_STATED GOAL_
Gather every line holding the string "домов".

##############################

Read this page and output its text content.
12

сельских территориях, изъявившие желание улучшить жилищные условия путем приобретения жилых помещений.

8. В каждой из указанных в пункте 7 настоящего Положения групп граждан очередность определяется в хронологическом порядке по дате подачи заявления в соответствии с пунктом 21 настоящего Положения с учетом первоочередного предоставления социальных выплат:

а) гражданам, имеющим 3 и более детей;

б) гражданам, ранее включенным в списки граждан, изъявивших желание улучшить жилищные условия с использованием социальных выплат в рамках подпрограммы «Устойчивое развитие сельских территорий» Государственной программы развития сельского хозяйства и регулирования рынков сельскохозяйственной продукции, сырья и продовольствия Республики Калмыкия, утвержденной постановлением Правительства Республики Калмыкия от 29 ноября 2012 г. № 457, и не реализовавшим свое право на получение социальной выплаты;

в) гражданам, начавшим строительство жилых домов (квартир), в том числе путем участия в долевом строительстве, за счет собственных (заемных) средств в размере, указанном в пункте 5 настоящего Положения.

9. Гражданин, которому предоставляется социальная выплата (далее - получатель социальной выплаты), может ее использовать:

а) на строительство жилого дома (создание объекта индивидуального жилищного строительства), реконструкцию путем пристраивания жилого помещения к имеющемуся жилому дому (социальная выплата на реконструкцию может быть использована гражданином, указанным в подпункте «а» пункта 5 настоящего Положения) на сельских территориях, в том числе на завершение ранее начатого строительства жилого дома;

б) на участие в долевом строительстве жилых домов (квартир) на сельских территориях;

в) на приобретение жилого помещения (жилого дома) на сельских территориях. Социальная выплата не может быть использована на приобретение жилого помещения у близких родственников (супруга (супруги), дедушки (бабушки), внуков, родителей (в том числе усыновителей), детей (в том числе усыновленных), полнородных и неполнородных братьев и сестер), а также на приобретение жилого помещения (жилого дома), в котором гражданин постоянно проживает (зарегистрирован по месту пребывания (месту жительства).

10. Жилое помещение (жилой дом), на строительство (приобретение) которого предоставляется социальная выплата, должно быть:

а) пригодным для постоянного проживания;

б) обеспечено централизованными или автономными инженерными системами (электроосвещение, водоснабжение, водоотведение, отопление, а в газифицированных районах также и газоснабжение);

##############################

_SOLUTION BELOW_
в) гражданам, начавшим строительство жилых домов (квартир), в том числе путем участия в долевом строительстве, за счет собственных (заемных) средств в размере, указанном в пункте 5 настоящего Положения.
б) на участие в долевом строительстве жилых домов (квартир) на сельских территориях;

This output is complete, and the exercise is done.